Input data:
=-=-=

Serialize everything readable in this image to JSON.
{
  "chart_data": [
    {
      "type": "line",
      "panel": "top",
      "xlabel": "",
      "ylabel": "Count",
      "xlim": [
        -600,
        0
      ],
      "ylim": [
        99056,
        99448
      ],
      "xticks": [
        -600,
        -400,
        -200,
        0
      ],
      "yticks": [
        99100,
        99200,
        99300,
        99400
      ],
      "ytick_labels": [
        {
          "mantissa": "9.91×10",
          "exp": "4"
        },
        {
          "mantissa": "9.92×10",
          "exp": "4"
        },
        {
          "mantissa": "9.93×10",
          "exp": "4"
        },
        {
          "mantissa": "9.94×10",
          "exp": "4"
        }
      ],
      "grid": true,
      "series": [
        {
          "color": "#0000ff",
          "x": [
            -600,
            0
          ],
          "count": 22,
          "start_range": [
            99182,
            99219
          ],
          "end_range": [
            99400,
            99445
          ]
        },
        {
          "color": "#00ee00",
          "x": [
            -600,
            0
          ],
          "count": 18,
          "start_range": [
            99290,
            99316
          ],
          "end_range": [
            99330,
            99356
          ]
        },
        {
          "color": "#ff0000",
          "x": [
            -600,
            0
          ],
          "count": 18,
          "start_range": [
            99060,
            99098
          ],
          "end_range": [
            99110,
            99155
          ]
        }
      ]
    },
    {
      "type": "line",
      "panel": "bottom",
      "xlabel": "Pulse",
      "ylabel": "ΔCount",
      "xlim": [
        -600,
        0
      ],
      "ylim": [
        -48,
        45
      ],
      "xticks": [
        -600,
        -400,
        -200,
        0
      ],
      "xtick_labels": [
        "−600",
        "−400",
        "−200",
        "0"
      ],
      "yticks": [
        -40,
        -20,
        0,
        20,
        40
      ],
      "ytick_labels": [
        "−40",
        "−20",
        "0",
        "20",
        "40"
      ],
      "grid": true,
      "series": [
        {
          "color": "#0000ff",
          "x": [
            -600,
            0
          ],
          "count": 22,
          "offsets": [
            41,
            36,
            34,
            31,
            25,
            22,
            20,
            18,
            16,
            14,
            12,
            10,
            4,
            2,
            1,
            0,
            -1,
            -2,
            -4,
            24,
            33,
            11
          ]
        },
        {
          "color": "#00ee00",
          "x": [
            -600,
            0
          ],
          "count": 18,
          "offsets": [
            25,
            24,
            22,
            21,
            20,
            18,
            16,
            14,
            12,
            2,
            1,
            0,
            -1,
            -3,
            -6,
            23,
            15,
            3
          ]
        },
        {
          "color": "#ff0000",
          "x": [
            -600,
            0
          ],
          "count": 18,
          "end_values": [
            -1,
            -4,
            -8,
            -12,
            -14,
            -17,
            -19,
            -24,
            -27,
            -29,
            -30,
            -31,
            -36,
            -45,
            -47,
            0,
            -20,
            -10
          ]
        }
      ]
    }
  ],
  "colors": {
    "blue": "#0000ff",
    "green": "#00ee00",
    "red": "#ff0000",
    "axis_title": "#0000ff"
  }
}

=-=-=

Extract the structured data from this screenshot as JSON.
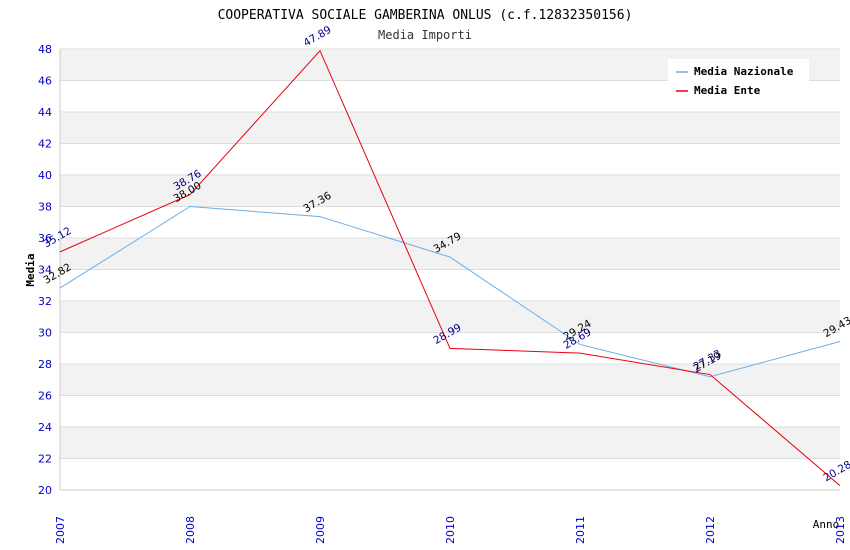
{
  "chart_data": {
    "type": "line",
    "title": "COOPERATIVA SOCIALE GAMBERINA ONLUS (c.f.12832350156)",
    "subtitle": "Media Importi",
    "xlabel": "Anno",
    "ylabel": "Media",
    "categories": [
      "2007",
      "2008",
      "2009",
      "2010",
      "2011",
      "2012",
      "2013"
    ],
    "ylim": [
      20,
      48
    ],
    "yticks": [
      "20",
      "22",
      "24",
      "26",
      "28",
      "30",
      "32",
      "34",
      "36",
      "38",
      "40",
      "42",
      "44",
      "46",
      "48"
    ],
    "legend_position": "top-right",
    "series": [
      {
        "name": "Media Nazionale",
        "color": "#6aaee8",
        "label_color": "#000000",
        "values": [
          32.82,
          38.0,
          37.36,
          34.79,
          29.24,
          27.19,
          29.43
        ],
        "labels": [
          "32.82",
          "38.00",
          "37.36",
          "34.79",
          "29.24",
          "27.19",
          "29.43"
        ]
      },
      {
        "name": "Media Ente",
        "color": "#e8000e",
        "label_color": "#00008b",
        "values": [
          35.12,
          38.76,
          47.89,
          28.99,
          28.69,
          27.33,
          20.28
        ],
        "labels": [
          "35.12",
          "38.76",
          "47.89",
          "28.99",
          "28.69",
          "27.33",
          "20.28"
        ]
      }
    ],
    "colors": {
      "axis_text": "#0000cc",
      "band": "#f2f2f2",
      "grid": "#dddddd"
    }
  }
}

=-=-=

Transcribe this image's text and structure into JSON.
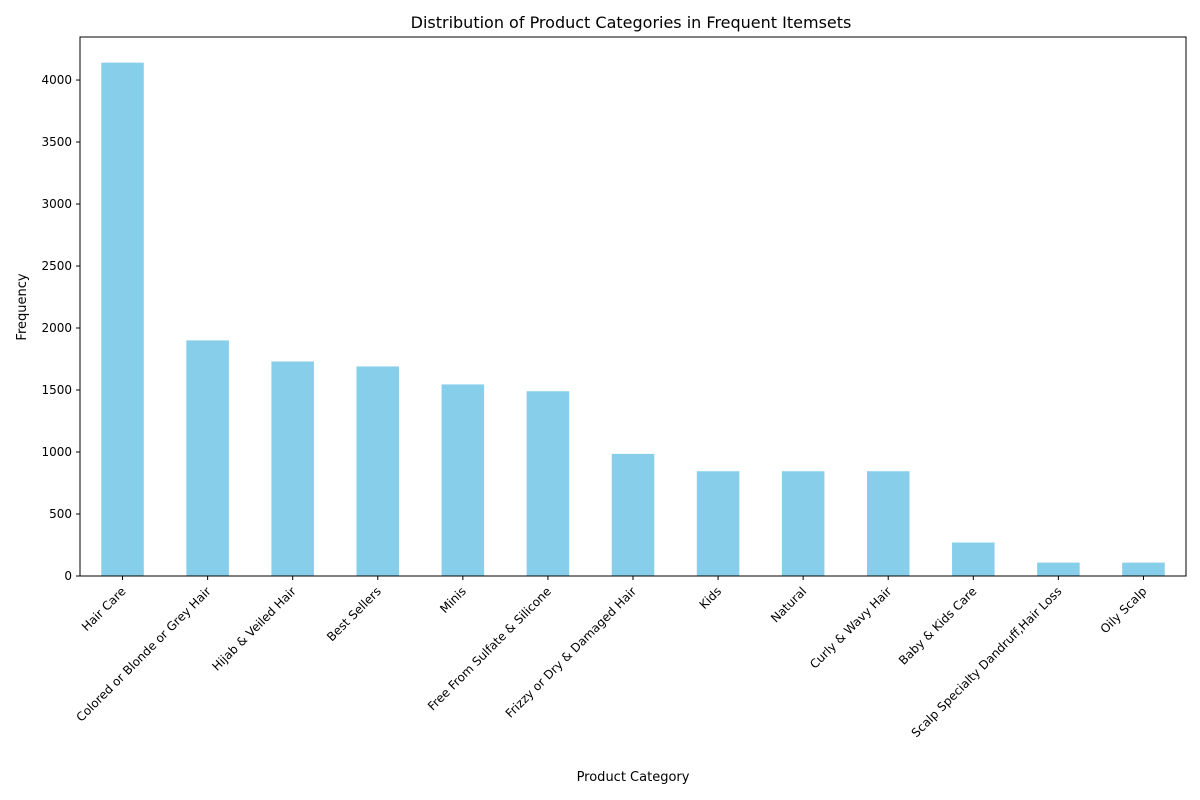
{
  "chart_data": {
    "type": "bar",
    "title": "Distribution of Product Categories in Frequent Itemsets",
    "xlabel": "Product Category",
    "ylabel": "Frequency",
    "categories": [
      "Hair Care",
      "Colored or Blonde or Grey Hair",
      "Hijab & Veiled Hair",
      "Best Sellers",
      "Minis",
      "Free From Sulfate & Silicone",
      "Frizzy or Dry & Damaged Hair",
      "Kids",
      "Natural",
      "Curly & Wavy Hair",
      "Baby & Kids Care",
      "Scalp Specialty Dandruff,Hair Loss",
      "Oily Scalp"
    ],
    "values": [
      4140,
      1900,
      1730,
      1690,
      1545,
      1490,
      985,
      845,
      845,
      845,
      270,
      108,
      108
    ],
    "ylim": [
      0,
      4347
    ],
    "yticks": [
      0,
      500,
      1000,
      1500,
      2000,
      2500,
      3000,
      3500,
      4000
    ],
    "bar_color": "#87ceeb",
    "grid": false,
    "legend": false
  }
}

=-=-=

Scan the material above. Return every line containing the string "this".

Serialize everything readable in this image to JSON.
Extract the structured data from this screenshot as JSON.
Transcribe this image's text and structure into JSON.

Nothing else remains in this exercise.